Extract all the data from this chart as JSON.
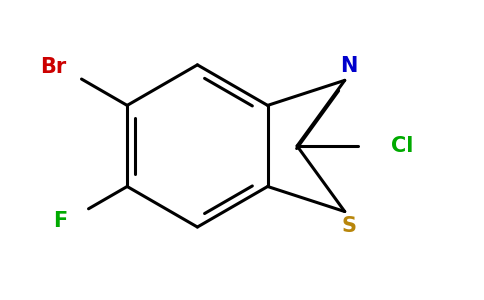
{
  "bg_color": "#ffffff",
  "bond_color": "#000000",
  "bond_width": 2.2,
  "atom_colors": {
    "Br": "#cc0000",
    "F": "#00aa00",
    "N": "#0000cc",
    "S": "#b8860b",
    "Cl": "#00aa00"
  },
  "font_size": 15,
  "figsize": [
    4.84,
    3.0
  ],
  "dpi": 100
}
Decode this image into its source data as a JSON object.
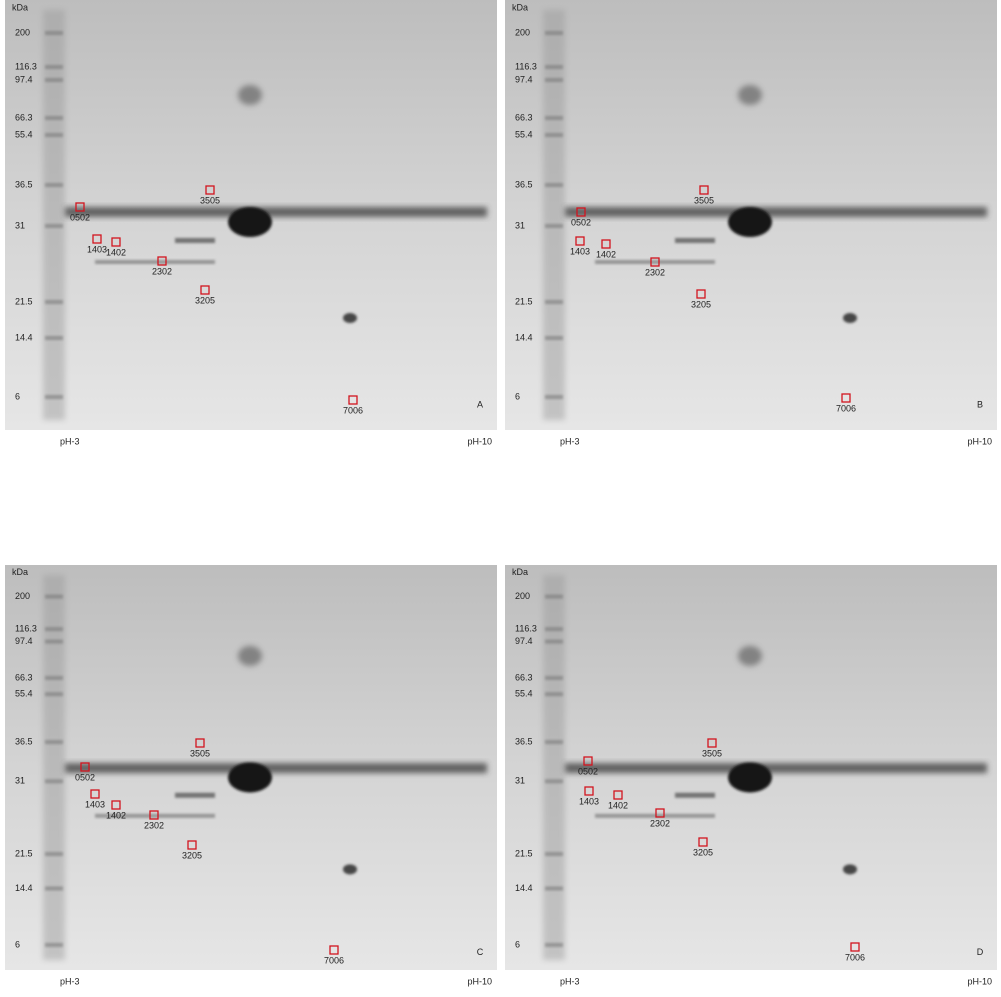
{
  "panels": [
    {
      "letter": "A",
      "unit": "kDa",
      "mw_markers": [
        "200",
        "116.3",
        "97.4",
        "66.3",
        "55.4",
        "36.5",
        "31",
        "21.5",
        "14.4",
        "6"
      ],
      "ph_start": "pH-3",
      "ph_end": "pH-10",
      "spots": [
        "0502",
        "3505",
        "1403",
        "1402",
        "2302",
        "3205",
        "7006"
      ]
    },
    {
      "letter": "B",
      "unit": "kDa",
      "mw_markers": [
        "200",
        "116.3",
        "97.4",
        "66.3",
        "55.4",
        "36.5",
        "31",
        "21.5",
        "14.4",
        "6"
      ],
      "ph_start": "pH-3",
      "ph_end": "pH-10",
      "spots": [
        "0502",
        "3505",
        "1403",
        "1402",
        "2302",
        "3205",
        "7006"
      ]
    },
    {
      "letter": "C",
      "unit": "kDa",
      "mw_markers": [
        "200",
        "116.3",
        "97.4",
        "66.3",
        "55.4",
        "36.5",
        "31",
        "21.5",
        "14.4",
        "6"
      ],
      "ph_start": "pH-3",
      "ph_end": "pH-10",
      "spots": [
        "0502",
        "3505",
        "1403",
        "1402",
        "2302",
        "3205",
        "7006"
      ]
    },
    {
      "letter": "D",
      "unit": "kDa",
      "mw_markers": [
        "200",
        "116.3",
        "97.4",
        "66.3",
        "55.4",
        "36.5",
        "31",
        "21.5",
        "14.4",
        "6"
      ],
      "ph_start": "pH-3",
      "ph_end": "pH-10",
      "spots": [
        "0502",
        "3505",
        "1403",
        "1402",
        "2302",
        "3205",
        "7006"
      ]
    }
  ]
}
....................
> **DESCRIPTION OF THE TASK**
Copy the listing in full and without alteration, omitting every picture.

> **EXPECTED ANSWER**
Extract all the data from this chart as JSON.
{
  "bg_color": "#ffffff",
  "bond_color": "#000000",
  "bond_width": 2.2,
  "atom_colors": {
    "Br": "#cc0000",
    "F": "#00aa00",
    "N": "#0000cc",
    "S": "#b8860b",
    "Cl": "#00aa00"
  },
  "font_size": 15,
  "figsize": [
    4.84,
    3.0
  ],
  "dpi": 100
}
Decode this image into its source data as a JSON object.
{
  "panels": [
    {
      "letter": "A",
      "unit": "kDa",
      "mw_markers": [
        "200",
        "116.3",
        "97.4",
        "66.3",
        "55.4",
        "36.5",
        "31",
        "21.5",
        "14.4",
        "6"
      ],
      "ph_start": "pH-3",
      "ph_end": "pH-10",
      "spots": [
        "0502",
        "3505",
        "1403",
        "1402",
        "2302",
        "3205",
        "7006"
      ]
    },
    {
      "letter": "B",
      "unit": "kDa",
      "mw_markers": [
        "200",
        "116.3",
        "97.4",
        "66.3",
        "55.4",
        "36.5",
        "31",
        "21.5",
        "14.4",
        "6"
      ],
      "ph_start": "pH-3",
      "ph_end": "pH-10",
      "spots": [
        "0502",
        "3505",
        "1403",
        "1402",
        "2302",
        "3205",
        "7006"
      ]
    },
    {
      "letter": "C",
      "unit": "kDa",
      "mw_markers": [
        "200",
        "116.3",
        "97.4",
        "66.3",
        "55.4",
        "36.5",
        "31",
        "21.5",
        "14.4",
        "6"
      ],
      "ph_start": "pH-3",
      "ph_end": "pH-10",
      "spots": [
        "0502",
        "3505",
        "1403",
        "1402",
        "2302",
        "3205",
        "7006"
      ]
    },
    {
      "letter": "D",
      "unit": "kDa",
      "mw_markers": [
        "200",
        "116.3",
        "97.4",
        "66.3",
        "55.4",
        "36.5",
        "31",
        "21.5",
        "14.4",
        "6"
      ],
      "ph_start": "pH-3",
      "ph_end": "pH-10",
      "spots": [
        "0502",
        "3505",
        "1403",
        "1402",
        "2302",
        "3205",
        "7006"
      ]
    }
  ]
}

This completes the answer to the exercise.